• Objective: In the data, extract each line that holds the string "Visual".

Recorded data
--*--

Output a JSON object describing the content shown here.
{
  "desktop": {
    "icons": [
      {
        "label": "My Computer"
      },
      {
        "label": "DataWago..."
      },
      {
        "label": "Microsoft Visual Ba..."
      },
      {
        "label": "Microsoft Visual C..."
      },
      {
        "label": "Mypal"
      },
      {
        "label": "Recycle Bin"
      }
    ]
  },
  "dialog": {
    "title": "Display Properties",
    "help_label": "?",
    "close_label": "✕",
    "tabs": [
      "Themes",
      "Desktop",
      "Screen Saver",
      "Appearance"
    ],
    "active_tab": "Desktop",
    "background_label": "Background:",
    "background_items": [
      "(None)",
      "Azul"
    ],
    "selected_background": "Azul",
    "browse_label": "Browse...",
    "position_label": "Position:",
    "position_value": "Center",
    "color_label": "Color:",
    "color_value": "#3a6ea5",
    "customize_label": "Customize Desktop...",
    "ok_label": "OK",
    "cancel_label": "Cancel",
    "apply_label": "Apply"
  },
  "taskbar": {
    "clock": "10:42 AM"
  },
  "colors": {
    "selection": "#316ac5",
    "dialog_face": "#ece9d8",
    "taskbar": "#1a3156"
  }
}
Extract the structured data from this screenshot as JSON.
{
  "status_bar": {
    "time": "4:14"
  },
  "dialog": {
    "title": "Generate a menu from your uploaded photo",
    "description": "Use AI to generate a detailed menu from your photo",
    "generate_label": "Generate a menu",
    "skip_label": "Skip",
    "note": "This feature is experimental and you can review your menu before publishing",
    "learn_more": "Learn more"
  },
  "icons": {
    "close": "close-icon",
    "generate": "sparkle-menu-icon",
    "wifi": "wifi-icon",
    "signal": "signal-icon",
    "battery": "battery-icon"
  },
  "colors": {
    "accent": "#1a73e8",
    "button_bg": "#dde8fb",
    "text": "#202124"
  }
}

--*--

• Task solution:
        "label": "Microsoft Visual Ba..."
        "label": "Microsoft Visual C..."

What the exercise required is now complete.